Request -> Check every line below for the word "chevron" and show those that hold it.

Start of Records for this task

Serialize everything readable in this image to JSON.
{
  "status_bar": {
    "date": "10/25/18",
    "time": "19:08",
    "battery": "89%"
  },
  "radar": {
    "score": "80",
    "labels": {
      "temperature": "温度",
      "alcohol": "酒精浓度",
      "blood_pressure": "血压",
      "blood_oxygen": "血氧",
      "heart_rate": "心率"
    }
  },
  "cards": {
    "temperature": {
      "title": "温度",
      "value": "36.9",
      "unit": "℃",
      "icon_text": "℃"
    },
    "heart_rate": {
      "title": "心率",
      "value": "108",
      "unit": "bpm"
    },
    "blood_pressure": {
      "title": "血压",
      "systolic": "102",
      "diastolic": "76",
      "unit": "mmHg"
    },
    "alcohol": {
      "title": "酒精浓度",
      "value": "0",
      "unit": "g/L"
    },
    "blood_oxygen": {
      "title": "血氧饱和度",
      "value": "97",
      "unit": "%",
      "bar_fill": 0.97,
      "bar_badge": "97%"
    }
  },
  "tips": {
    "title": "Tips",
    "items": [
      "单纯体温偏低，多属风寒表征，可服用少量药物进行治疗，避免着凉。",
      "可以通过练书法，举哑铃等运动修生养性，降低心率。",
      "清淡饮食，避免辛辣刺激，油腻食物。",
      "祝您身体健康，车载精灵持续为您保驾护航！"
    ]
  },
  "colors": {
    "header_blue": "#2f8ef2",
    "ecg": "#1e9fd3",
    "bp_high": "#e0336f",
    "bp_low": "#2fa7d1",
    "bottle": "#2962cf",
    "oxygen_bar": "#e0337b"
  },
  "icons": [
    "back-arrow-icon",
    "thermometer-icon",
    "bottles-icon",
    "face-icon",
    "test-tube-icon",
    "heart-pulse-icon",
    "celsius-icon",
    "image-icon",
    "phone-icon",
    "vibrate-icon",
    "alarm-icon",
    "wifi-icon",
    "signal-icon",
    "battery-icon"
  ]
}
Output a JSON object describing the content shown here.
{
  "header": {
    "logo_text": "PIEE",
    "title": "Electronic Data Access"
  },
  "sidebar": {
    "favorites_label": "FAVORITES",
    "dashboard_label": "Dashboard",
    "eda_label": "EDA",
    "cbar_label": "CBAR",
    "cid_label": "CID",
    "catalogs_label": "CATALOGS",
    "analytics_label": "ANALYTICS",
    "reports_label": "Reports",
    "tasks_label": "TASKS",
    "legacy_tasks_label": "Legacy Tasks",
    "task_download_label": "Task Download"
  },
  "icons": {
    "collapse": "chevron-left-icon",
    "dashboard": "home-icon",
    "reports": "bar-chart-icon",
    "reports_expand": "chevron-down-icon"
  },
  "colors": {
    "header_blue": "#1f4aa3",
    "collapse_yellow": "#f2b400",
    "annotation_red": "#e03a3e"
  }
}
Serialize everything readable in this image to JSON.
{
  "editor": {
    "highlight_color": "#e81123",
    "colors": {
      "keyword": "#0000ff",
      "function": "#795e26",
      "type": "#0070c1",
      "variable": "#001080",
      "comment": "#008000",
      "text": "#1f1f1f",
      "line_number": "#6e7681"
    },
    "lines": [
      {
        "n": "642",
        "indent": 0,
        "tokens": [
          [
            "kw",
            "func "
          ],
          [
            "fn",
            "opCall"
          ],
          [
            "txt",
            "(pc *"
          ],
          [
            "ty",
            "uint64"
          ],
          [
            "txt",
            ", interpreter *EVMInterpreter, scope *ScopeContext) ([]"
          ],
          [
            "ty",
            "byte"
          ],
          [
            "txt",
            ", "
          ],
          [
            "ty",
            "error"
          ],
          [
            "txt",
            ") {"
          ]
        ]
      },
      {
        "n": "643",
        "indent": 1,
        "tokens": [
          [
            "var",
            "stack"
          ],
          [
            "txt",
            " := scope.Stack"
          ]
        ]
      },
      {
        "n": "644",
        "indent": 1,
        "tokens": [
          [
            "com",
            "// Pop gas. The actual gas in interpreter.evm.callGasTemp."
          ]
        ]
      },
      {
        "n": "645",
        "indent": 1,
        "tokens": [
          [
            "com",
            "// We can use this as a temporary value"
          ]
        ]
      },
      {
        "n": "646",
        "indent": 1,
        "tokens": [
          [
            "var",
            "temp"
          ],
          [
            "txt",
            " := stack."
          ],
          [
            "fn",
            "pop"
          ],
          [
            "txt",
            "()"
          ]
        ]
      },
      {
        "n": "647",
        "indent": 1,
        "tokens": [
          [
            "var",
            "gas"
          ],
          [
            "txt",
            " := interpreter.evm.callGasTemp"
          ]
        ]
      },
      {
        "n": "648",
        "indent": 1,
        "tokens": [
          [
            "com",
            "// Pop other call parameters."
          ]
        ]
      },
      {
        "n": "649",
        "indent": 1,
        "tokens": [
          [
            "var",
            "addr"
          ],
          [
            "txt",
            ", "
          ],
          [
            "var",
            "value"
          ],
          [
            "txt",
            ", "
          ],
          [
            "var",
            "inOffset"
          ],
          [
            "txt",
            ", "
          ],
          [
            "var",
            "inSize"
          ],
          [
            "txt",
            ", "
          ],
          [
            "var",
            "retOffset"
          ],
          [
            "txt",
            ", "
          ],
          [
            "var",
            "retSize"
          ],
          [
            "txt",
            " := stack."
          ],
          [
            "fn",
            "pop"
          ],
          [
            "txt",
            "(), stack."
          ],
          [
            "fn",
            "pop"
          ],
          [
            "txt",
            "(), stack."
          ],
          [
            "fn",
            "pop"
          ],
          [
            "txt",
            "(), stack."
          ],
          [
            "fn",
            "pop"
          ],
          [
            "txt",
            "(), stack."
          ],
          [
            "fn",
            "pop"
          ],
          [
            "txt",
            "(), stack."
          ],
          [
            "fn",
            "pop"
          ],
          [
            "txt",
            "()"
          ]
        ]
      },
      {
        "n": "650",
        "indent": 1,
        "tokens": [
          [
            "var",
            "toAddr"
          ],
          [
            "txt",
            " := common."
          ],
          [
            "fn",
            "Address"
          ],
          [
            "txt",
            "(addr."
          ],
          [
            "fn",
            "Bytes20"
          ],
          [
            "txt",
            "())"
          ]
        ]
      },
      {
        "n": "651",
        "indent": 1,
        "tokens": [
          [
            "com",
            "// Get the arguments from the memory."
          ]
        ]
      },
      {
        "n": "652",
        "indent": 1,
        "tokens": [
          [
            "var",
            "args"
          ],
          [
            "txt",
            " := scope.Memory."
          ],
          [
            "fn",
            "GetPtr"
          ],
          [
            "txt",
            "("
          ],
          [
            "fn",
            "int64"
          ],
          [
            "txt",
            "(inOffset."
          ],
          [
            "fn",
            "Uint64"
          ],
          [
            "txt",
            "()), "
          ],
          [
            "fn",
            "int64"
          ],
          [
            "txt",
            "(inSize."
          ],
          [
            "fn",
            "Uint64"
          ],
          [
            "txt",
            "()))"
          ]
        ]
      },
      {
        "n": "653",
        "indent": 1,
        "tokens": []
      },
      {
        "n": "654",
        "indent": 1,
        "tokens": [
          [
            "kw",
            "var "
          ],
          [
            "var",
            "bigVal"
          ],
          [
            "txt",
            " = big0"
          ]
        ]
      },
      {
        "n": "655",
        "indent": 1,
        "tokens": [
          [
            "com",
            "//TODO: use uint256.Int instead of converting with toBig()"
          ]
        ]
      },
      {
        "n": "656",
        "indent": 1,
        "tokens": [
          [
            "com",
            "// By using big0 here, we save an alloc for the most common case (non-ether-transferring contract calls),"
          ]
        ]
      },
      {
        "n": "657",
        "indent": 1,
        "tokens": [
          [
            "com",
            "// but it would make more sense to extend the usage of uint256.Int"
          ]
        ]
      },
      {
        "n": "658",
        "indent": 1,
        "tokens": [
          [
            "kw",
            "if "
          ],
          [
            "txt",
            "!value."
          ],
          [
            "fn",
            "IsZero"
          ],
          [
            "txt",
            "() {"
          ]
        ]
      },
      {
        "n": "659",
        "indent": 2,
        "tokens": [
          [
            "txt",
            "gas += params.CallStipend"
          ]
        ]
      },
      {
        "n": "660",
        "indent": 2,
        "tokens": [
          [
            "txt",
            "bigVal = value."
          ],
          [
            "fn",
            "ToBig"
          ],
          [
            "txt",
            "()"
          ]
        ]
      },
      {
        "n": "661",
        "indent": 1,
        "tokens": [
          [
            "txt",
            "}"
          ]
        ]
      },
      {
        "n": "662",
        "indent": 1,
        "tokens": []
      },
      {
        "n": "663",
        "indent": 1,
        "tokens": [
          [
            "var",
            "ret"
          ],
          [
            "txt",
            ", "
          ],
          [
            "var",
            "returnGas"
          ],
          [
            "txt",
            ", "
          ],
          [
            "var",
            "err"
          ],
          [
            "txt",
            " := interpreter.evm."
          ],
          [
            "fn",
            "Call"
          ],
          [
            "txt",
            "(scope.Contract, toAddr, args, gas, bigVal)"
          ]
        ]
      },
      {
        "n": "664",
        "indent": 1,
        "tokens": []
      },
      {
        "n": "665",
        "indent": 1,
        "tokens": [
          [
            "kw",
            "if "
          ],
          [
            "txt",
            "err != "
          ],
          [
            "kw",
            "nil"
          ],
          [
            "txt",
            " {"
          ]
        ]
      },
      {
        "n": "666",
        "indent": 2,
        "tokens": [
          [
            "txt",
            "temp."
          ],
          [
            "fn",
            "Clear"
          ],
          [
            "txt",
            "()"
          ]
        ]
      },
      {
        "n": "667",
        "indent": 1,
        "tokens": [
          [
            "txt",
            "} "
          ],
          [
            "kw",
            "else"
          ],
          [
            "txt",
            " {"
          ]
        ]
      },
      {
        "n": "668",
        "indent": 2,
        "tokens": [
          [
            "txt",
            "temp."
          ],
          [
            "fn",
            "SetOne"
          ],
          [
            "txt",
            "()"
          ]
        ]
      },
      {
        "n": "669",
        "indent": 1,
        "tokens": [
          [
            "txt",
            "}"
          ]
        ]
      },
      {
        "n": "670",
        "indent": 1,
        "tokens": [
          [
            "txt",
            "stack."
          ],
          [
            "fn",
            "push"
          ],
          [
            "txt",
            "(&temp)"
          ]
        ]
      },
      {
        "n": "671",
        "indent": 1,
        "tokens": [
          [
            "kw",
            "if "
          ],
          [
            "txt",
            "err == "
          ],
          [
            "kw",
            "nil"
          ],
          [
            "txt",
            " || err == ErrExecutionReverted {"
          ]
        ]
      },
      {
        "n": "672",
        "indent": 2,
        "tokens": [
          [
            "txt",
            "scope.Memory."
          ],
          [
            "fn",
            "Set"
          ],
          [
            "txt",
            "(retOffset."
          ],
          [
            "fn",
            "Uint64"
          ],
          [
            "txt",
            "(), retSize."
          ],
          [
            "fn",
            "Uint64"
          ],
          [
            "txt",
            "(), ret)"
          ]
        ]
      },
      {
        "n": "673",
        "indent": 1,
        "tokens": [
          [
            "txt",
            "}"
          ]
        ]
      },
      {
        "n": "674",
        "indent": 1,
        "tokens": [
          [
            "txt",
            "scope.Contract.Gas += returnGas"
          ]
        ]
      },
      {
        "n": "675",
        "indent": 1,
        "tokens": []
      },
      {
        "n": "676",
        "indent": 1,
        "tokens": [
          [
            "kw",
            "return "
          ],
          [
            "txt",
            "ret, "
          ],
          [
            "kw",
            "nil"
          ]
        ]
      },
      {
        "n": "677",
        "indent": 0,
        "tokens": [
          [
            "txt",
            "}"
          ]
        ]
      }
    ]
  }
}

End of Records for this task

Result for this exercise ->
    "collapse": "chevron-left-icon",
    "reports_expand": "chevron-down-icon"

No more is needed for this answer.